Could you reproduce every line of the listing below verbatim, leaving out the pictures?

## START

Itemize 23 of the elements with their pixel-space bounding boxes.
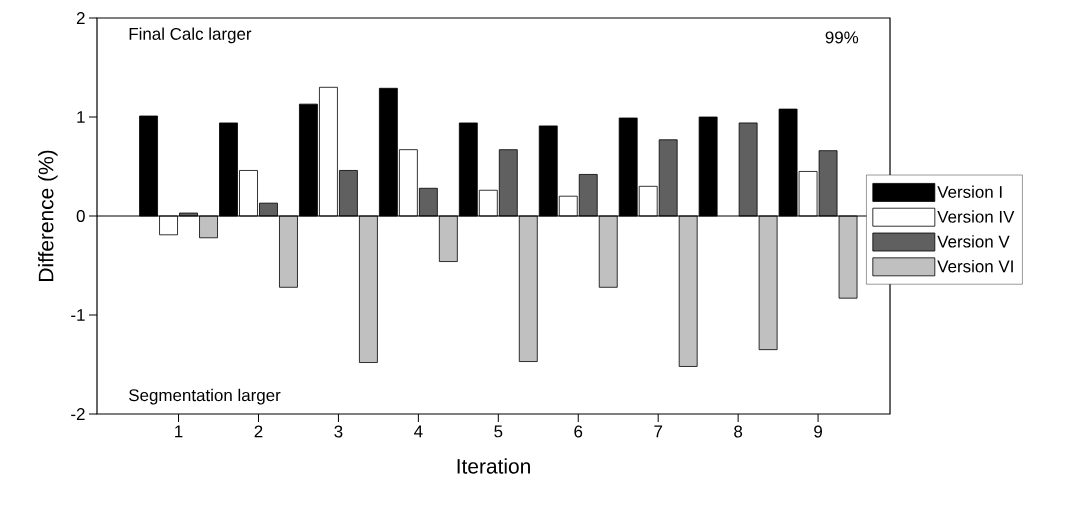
annotation: Segmentation larger [129,388,281,405]
x-tick-label: 1 [175,425,183,438]
x-tick-label: 2 [254,425,263,438]
y-tick-label: -2 [71,408,85,420]
legend-label: Version V [937,235,1010,248]
legend-label: Version VI [937,259,1013,273]
x-tick-label: 6 [574,425,583,438]
y-tick-label: 2 [76,12,85,24]
y-axis-title: Difference (%) [38,150,58,281]
x-axis-title: Iteration [457,458,530,474]
y-tick-label: -1 [71,309,85,321]
x-tick-label: 9 [814,425,822,438]
legend-label: Version IV [937,210,1015,223]
legend-label: Version I [937,185,1002,198]
y-tick-label: 1 [77,111,85,123]
x-tick-label: 5 [494,425,503,438]
x-tick-label: 4 [414,425,423,438]
x-tick-label: 7 [654,425,663,438]
annotation: 99% [825,31,859,44]
x-tick-label: 3 [334,425,343,438]
x-tick-label: 8 [734,425,743,438]
annotation: Final Calc larger [129,27,252,44]
y-tick-label: 0 [76,210,85,222]
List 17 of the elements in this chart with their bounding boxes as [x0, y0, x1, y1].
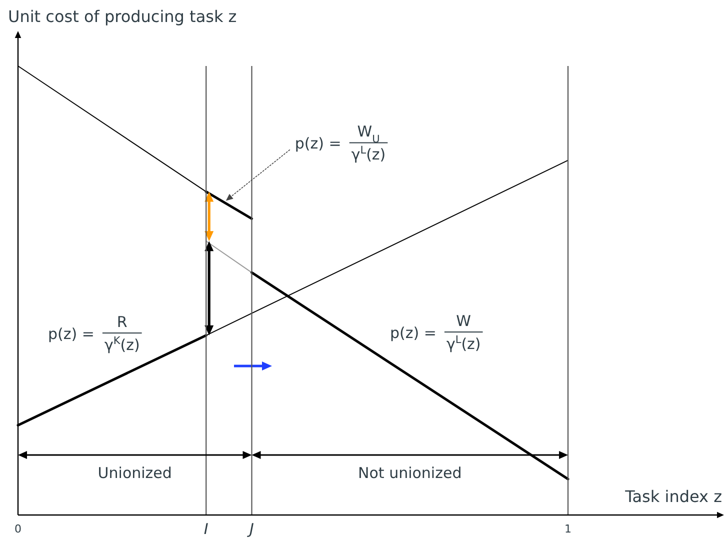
annotation: Unionized: [98, 464, 172, 482]
annotation: γ$^{K}$(z): [104, 335, 140, 354]
x-tick-label: J: [246, 520, 254, 538]
x-tick-label: 0: [14, 522, 22, 536]
annotation: p(z) =: [48, 325, 94, 343]
x-tick-label: 1: [564, 522, 572, 536]
annotation: γ$^{L}$(z): [351, 144, 386, 164]
x-axis-title: Task index z: [624, 487, 722, 506]
x-tick-label: I: [204, 520, 209, 538]
y-axis-title: Unit cost of producing task z: [8, 7, 237, 26]
annotation: R: [116, 313, 128, 331]
annotation: Not unionized: [358, 464, 462, 482]
annotation: p(z) =: [390, 324, 436, 342]
annotation: W: [456, 312, 472, 330]
annotation: p(z) =: [294, 134, 342, 153]
annotation: γ$^{L}$(z): [446, 334, 481, 353]
annotation: W$_{U}$: [357, 122, 380, 146]
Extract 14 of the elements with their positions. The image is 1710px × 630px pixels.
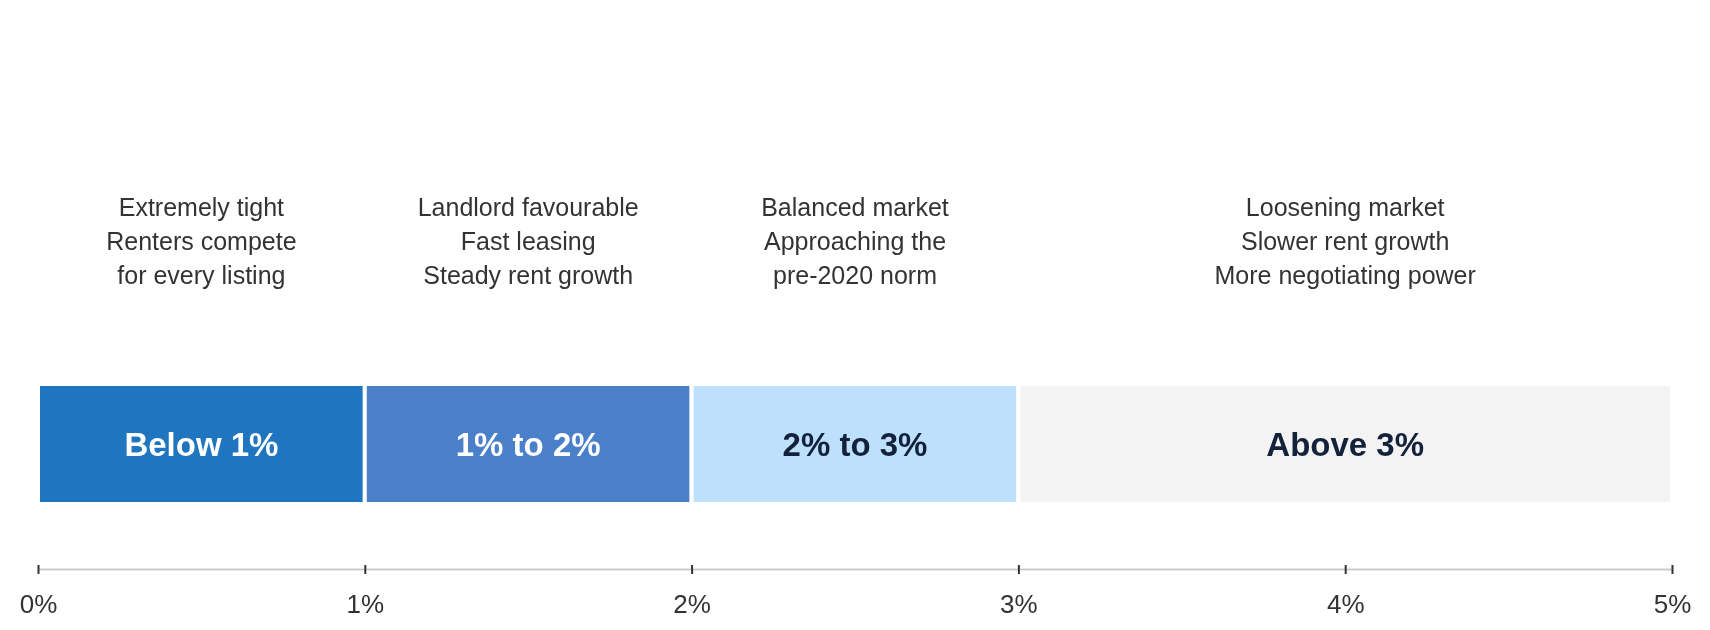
text: Balanced market Approaching the pre-2020 norm [761,193,949,289]
text: Loosening market Slower rent growth More negotiating power [1214,193,1476,289]
text: Extremely tight Renters compete for every listing [106,193,297,289]
series-label: Above 3% [1266,425,1425,463]
x-tick-label: 5% [1653,588,1692,619]
x-tick-label: 0% [19,588,58,619]
x-tick-label: 3% [1000,588,1038,619]
text: Landlord favourable Fast leasing Steady rent growth [417,193,639,289]
x-tick-label: 2% [673,588,711,619]
series-label: 2% to 3% [782,425,928,463]
series-label: 1% to 2% [455,425,601,463]
x-tick-label: 1% [346,588,385,619]
series-label: Below 1% [124,425,279,463]
x-tick-label: 4% [1326,588,1365,619]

## END

● **Response to the exercise**
Itemize 23 of the elements with their pixel-space bounding boxes.
annotation: Segmentation larger [129,388,281,405]
x-tick-label: 1 [175,425,183,438]
x-tick-label: 2 [254,425,263,438]
y-tick-label: -2 [71,408,85,420]
legend-label: Version V [937,235,1010,248]
legend-label: Version VI [937,259,1013,273]
x-tick-label: 6 [574,425,583,438]
y-tick-label: 2 [76,12,85,24]
y-axis-title: Difference (%) [38,150,58,281]
x-axis-title: Iteration [457,458,530,474]
y-tick-label: -1 [71,309,85,321]
x-tick-label: 9 [814,425,822,438]
legend-label: Version IV [937,210,1015,223]
legend-label: Version I [937,185,1002,198]
y-tick-label: 1 [77,111,85,123]
x-tick-label: 5 [494,425,503,438]
x-tick-label: 4 [414,425,423,438]
x-tick-label: 7 [654,425,663,438]
annotation: 99% [825,31,859,44]
x-tick-label: 3 [334,425,343,438]
x-tick-label: 8 [734,425,743,438]
annotation: Final Calc larger [129,27,252,44]
y-tick-label: 0 [76,210,85,222]
List 17 of the elements in this chart with their bounding boxes as [x0, y0, x1, y1].
annotation: Unionized: [98, 464, 172, 482]
annotation: γ$^{K}$(z): [104, 335, 140, 354]
x-tick-label: J: [246, 520, 254, 538]
x-tick-label: 0: [14, 522, 22, 536]
annotation: p(z) =: [48, 325, 94, 343]
x-tick-label: 1: [564, 522, 572, 536]
annotation: γ$^{L}$(z): [351, 144, 386, 164]
x-axis-title: Task index z: [624, 487, 722, 506]
x-tick-label: I: [204, 520, 209, 538]
y-axis-title: Unit cost of producing task z: [8, 7, 237, 26]
annotation: R: [116, 313, 128, 331]
annotation: Not unionized: [358, 464, 462, 482]
annotation: p(z) =: [390, 324, 436, 342]
annotation: W: [456, 312, 472, 330]
annotation: p(z) =: [294, 134, 342, 153]
annotation: γ$^{L}$(z): [446, 334, 481, 353]
annotation: W$_{U}$: [357, 122, 380, 146]
Extract 14 of the elements with their positions. The image is 1710px × 630px pixels.
text: Balanced market Approaching the pre-2020 norm [761,193,949,289]
text: Loosening market Slower rent growth More negotiating power [1214,193,1476,289]
text: Extremely tight Renters compete for every listing [106,193,297,289]
series-label: Above 3% [1266,425,1425,463]
x-tick-label: 5% [1653,588,1692,619]
x-tick-label: 0% [19,588,58,619]
x-tick-label: 3% [1000,588,1038,619]
text: Landlord favourable Fast leasing Steady rent growth [417,193,639,289]
x-tick-label: 2% [673,588,711,619]
series-label: 2% to 3% [782,425,928,463]
series-label: 1% to 2% [455,425,601,463]
x-tick-label: 1% [346,588,385,619]
series-label: Below 1% [124,425,279,463]
x-tick-label: 4% [1326,588,1365,619]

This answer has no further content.